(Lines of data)
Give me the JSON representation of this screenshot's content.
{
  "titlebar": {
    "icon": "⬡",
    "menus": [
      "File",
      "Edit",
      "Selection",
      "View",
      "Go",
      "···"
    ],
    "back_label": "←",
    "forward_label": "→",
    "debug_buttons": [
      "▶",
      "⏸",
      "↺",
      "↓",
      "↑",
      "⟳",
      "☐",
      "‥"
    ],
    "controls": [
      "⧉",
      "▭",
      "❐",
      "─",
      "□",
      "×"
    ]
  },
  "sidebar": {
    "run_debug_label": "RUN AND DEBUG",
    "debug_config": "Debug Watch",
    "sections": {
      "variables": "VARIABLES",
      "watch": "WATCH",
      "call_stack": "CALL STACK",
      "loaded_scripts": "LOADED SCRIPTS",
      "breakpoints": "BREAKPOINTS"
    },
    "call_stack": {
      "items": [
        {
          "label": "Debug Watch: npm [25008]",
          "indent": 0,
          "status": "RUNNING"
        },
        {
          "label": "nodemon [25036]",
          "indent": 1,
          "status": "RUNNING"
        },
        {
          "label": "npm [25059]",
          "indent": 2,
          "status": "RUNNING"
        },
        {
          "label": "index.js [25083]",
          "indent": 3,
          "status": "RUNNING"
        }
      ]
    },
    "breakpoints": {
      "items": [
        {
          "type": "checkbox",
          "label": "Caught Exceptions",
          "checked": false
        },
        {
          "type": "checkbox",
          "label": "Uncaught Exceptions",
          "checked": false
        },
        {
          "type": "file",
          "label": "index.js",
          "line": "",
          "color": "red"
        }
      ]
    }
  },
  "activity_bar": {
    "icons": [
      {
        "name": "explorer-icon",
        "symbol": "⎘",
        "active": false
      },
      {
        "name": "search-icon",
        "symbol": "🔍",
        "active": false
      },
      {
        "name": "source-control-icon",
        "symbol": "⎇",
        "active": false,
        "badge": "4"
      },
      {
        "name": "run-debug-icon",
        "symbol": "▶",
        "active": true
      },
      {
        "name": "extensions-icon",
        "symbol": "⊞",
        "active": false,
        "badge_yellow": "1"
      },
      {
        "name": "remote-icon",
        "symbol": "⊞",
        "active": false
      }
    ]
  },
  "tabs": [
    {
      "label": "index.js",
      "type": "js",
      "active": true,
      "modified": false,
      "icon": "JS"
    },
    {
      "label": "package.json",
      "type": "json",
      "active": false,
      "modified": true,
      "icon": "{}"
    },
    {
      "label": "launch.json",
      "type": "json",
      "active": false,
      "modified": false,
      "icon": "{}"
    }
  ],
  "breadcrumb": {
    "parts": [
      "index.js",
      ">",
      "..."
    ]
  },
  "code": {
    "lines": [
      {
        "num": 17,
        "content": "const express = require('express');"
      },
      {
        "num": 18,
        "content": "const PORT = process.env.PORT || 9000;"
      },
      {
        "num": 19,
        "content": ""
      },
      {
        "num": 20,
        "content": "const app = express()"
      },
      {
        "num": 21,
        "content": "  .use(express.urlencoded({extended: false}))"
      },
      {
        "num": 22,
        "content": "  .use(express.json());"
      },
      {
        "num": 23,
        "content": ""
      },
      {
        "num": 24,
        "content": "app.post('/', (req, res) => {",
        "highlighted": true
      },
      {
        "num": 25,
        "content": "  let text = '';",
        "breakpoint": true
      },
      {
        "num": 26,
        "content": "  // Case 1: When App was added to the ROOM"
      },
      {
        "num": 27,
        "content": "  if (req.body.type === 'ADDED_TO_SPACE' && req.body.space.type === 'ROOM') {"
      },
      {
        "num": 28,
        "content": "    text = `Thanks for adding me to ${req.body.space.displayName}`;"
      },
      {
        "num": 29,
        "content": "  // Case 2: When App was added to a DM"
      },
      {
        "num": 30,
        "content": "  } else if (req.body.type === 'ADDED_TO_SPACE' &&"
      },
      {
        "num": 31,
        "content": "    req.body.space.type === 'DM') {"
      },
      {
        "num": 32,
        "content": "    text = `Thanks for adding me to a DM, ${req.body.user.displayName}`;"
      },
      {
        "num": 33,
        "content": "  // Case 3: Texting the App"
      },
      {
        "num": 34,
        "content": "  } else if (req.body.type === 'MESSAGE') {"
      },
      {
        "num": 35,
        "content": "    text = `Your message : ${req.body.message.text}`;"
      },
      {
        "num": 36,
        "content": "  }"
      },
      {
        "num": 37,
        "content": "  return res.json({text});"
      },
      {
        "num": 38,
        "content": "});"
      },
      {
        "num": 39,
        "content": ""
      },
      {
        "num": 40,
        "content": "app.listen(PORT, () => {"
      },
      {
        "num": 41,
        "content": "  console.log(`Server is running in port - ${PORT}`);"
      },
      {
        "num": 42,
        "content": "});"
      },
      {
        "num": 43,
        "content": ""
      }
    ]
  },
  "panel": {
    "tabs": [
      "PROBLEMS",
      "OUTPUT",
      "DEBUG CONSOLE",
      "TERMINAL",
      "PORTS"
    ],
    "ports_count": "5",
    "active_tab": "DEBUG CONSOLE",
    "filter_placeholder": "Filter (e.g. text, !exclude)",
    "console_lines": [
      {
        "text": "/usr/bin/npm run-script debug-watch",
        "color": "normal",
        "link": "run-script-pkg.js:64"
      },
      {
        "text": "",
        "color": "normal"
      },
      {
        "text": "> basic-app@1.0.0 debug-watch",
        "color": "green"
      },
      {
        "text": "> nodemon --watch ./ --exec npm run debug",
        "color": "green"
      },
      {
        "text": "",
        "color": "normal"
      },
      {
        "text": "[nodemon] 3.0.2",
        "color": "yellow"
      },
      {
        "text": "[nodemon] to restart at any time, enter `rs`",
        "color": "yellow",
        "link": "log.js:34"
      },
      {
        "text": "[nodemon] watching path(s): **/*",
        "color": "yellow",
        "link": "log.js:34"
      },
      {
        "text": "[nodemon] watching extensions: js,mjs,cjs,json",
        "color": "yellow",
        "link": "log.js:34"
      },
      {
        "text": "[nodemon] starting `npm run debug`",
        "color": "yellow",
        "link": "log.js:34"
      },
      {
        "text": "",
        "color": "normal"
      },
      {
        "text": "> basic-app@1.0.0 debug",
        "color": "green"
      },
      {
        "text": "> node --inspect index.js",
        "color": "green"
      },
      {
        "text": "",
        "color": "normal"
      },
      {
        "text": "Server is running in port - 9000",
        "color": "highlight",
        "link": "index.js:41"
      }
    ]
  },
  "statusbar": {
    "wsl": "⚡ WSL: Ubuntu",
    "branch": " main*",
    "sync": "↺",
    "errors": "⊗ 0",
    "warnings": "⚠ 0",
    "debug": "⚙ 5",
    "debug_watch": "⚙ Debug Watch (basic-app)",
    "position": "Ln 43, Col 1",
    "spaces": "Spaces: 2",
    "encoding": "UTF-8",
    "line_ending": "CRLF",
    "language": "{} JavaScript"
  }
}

Task goal:
Only the count is wanted: report how many lines of the material above hold the word "displayName".

Answer to this exercise:
2